§ **Prompt**: Locate all lines with the word "JSON" and copy them out.

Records

= = = =

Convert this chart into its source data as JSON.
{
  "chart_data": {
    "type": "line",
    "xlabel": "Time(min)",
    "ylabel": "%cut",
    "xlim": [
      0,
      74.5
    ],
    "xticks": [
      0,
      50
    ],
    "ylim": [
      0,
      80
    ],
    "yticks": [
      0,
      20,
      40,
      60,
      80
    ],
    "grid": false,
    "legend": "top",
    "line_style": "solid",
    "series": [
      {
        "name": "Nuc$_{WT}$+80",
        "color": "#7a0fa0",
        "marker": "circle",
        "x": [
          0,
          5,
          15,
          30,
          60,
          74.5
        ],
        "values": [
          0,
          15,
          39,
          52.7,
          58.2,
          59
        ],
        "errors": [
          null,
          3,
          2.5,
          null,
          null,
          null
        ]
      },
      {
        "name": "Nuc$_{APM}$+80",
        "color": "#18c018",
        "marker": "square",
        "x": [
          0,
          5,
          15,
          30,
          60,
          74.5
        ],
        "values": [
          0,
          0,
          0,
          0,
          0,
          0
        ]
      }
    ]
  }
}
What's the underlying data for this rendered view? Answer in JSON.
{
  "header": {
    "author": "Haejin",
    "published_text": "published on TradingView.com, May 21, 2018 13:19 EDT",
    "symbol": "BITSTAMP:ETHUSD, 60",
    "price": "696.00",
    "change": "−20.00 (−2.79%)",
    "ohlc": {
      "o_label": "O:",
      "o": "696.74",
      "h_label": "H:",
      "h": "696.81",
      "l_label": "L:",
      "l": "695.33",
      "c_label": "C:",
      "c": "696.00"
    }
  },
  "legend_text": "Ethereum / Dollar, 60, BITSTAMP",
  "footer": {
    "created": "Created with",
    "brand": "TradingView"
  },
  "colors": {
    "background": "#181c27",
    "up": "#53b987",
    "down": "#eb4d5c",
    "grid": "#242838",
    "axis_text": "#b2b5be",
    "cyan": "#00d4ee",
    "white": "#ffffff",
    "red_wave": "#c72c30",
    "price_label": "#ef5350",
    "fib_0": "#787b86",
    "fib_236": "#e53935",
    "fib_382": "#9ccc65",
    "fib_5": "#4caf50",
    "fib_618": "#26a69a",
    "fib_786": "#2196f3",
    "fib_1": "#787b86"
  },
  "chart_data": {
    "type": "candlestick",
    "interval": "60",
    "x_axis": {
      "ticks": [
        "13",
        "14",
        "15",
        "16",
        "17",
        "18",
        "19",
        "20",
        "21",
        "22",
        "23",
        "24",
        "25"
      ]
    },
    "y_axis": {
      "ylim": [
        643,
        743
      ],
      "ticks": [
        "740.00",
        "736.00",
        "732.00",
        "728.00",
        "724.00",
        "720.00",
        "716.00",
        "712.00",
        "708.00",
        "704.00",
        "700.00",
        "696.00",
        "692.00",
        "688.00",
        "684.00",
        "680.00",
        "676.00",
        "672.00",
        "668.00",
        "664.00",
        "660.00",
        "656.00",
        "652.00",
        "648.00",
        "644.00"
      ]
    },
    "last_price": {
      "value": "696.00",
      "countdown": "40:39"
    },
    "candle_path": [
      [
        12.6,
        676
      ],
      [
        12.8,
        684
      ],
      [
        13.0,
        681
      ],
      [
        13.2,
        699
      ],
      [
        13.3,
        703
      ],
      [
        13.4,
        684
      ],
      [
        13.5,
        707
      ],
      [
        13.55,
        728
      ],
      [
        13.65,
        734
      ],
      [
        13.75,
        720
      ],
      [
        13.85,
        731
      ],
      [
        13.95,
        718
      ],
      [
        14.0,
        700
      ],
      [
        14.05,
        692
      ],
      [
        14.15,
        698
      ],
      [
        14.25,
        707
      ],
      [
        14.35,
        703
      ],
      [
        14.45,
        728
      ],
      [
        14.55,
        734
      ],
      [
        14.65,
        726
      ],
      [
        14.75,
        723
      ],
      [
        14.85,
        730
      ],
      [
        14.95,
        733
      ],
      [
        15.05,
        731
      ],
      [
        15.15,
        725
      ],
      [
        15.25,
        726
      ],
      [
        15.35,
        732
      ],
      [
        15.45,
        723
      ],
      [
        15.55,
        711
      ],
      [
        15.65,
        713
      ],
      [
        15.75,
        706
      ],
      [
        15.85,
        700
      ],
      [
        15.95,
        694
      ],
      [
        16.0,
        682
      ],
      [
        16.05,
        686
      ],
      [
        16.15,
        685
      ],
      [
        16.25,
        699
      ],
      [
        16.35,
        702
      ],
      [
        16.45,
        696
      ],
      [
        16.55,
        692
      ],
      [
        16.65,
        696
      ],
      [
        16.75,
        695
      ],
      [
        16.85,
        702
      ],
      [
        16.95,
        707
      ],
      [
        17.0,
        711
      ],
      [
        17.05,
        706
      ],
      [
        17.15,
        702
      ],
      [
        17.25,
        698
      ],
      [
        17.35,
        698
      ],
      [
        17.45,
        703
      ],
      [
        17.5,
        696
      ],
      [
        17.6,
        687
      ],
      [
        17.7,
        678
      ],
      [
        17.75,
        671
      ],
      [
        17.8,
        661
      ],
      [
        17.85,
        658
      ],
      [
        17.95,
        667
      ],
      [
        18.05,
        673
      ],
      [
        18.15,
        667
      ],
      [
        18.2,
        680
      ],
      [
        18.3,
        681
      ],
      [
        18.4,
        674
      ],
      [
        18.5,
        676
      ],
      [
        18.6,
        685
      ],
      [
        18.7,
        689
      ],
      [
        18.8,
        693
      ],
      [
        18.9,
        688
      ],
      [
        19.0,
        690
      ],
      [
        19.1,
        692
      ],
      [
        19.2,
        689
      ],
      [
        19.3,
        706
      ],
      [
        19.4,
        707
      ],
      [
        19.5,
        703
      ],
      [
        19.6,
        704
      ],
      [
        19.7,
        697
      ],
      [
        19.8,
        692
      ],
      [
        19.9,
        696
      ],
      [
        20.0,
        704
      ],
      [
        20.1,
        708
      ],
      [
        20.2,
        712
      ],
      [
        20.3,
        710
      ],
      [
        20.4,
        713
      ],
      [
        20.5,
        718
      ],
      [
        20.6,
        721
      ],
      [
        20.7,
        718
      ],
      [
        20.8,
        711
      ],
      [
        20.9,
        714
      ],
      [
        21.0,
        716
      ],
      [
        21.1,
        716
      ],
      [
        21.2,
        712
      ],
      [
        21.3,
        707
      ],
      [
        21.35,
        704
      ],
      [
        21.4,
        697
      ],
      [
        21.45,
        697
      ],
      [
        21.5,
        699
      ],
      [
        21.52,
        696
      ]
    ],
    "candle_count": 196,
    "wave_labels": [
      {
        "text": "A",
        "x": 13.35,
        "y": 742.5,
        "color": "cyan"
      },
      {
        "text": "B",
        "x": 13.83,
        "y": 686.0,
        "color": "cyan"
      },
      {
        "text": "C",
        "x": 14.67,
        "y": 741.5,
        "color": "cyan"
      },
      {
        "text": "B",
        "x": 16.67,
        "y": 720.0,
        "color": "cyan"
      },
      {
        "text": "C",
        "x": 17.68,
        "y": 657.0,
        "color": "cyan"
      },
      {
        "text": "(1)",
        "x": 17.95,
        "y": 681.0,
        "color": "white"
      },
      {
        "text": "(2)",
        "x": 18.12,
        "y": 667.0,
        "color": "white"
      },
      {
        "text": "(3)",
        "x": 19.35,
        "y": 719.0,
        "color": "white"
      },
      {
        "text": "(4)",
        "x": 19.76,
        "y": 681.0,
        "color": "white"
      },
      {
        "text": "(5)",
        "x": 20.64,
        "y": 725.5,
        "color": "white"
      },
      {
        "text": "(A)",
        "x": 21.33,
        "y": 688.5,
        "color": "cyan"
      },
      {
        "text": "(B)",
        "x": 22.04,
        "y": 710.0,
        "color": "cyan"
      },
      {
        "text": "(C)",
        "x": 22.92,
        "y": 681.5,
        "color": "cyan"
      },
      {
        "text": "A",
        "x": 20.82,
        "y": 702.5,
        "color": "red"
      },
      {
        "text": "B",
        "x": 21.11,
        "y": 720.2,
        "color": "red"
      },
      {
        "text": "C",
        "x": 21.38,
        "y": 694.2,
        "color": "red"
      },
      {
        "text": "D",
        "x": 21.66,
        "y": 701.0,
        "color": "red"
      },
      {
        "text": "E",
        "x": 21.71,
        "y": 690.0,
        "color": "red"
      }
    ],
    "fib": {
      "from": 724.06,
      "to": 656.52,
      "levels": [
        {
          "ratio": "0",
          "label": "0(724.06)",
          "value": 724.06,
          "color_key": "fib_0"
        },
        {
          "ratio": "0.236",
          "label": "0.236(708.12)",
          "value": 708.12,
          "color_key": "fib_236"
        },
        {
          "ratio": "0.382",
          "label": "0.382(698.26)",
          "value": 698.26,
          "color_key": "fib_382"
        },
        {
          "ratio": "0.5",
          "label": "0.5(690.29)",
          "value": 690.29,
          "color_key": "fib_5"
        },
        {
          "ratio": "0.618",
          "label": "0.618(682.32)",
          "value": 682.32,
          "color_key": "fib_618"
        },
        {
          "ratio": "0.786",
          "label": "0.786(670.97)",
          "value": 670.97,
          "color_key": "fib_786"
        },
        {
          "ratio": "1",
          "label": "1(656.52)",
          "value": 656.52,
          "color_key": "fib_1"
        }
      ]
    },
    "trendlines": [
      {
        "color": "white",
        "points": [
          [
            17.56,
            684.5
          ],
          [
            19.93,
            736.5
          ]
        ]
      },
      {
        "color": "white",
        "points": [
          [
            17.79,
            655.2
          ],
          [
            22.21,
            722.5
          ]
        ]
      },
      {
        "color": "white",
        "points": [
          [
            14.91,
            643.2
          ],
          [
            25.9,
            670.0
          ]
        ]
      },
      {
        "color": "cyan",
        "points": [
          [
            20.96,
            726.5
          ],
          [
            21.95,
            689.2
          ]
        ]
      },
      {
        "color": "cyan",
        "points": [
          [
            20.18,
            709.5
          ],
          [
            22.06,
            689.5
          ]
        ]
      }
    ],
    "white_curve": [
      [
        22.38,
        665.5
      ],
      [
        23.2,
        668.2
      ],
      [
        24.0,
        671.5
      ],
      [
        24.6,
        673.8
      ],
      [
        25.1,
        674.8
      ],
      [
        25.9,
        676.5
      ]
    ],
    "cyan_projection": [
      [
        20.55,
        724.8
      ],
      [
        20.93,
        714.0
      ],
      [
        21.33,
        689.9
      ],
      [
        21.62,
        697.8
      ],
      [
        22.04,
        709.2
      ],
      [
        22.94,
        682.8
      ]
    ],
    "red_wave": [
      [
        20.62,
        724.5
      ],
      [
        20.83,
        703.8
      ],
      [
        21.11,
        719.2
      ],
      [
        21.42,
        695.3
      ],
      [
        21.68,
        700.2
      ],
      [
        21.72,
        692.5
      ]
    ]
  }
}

= = = =

§ **Exercise result**:
Convert this chart into its source data as JSON.
What's the underlying data for this rendered view? Answer in JSON.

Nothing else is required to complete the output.